Aim of the exercise: Find the word "coast" in the records below. List each line containing it.

**** Provided entries ****

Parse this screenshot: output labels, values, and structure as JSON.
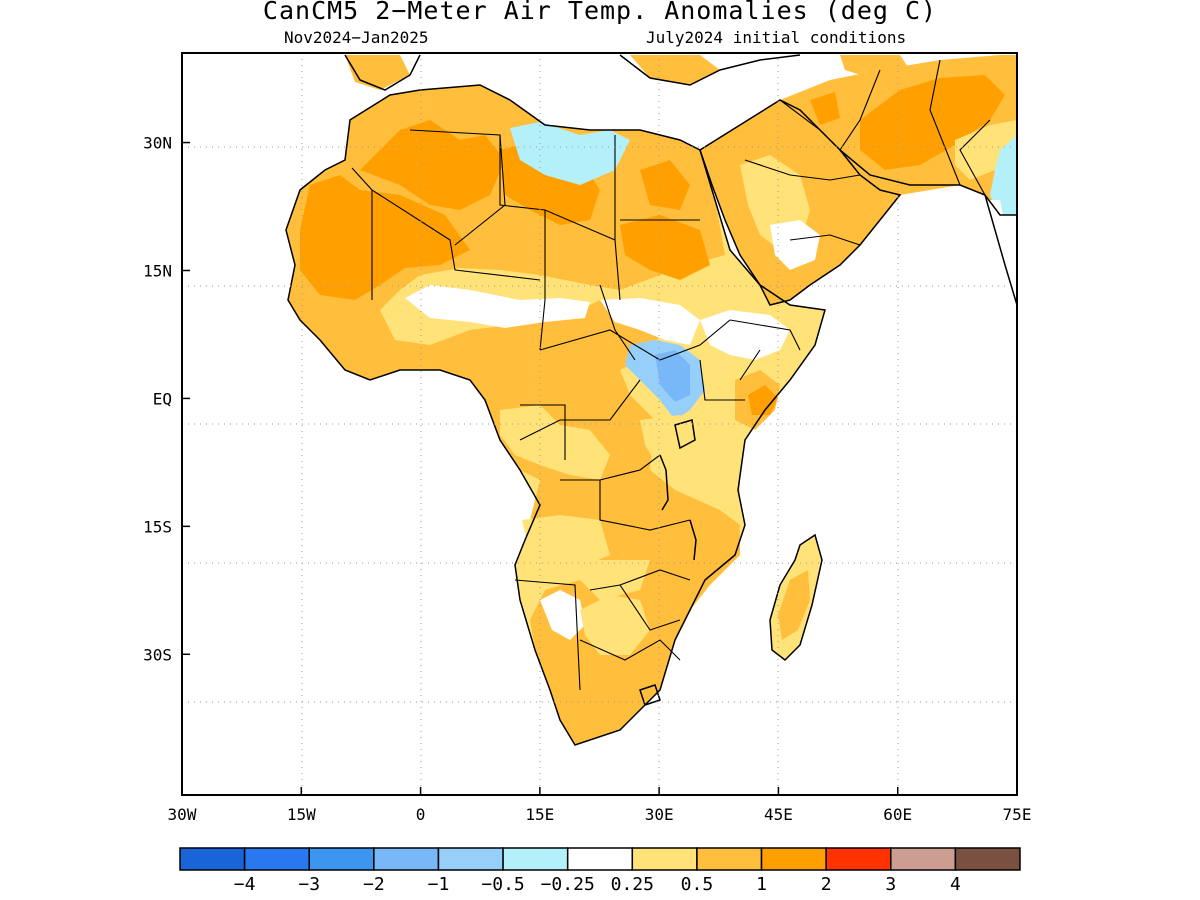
{
  "title": "CanCM5 2−Meter Air Temp. Anomalies (deg C)",
  "subtitle_left": "Nov2024−Jan2025",
  "subtitle_right": "July2024 initial conditions",
  "map": {
    "lon_range": [
      -30,
      75
    ],
    "lat_range": [
      -46.5,
      40.5
    ],
    "lon_ticks": [
      {
        "value": -30,
        "label": "30W"
      },
      {
        "value": -15,
        "label": "15W"
      },
      {
        "value": 0,
        "label": "0"
      },
      {
        "value": 15,
        "label": "15E"
      },
      {
        "value": 30,
        "label": "30E"
      },
      {
        "value": 45,
        "label": "45E"
      },
      {
        "value": 60,
        "label": "60E"
      },
      {
        "value": 75,
        "label": "75E"
      }
    ],
    "lat_ticks": [
      {
        "value": 30,
        "label": "30N"
      },
      {
        "value": 15,
        "label": "15N"
      },
      {
        "value": 0,
        "label": "EQ"
      },
      {
        "value": -15,
        "label": "15S"
      },
      {
        "value": -30,
        "label": "30S"
      }
    ],
    "grid": "dotted"
  },
  "colorbar": {
    "colors": [
      "#1864d8",
      "#2878f0",
      "#3c96f0",
      "#78b8f8",
      "#96d0fa",
      "#b4f0fa",
      "#ffffff",
      "#ffe278",
      "#ffbe3c",
      "#ffa000",
      "#ff3200",
      "#cc9e92",
      "#7a5040"
    ],
    "labels": [
      "−4",
      "−3",
      "−2",
      "−1",
      "−0.5",
      "−0.25",
      "0.25",
      "0.5",
      "1",
      "2",
      "3",
      "4"
    ]
  },
  "regions": [
    {
      "name": "sahara-north-africa",
      "category": "1"
    },
    {
      "name": "west-africa",
      "category": "1"
    },
    {
      "name": "arabia-iran",
      "category": "1"
    },
    {
      "name": "sahel-band",
      "category": "0.5"
    },
    {
      "name": "central-africa",
      "category": "0.5"
    },
    {
      "name": "southern-africa",
      "category": "1"
    },
    {
      "name": "madagascar",
      "category": "0.5"
    },
    {
      "name": "south-sudan-uganda",
      "category": "-1"
    },
    {
      "name": "libya-egypt-coast",
      "category": "-0.25"
    },
    {
      "name": "india-west-coast",
      "category": "-0.5"
    }
  ]
}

****

Written answer:
      "name": "libya-egypt-coast",
      "name": "india-west-coast",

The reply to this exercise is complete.